__PROBLEM TO WORK ON__
Show all lines that include the string "A₁B₁C₁D₁与四棱锥C₁"; copy each one.

__INFORMATION SHOWN__
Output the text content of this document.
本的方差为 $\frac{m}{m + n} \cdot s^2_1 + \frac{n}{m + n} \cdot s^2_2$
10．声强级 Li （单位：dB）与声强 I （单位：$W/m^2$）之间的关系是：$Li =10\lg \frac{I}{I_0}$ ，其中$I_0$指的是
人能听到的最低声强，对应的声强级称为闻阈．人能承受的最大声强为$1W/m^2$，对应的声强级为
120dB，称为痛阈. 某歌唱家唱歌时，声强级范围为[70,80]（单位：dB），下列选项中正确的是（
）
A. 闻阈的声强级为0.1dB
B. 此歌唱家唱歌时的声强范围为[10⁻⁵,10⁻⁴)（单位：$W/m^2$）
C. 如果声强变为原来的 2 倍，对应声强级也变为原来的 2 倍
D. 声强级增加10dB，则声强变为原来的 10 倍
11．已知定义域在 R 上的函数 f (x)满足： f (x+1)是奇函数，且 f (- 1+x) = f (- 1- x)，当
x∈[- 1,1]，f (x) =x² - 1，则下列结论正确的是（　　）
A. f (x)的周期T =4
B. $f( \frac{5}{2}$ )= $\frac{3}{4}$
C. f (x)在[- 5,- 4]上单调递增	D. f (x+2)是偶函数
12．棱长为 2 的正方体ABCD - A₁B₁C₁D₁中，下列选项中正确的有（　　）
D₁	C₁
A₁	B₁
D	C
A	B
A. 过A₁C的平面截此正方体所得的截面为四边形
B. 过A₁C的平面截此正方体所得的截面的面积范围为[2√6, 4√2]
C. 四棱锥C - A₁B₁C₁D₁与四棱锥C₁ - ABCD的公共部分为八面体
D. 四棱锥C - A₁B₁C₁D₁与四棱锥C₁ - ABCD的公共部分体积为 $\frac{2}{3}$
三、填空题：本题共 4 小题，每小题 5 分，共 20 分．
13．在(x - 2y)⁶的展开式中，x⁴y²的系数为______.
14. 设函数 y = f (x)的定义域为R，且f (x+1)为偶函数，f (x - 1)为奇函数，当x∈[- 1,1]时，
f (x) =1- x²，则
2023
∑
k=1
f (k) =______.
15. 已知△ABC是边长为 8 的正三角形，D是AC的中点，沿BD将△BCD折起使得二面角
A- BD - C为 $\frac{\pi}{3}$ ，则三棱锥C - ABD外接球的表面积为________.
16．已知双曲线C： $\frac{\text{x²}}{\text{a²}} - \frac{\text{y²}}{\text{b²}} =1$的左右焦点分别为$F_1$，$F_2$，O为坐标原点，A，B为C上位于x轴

__REPLY TO THE TASK__
C. 四棱锥C - A₁B₁C₁D₁与四棱锥C₁ - ABCD的公共部分为八面体
D. 四棱锥C - A₁B₁C₁D₁与四棱锥C₁ - ABCD的公共部分体积为 $\frac{2}{3}$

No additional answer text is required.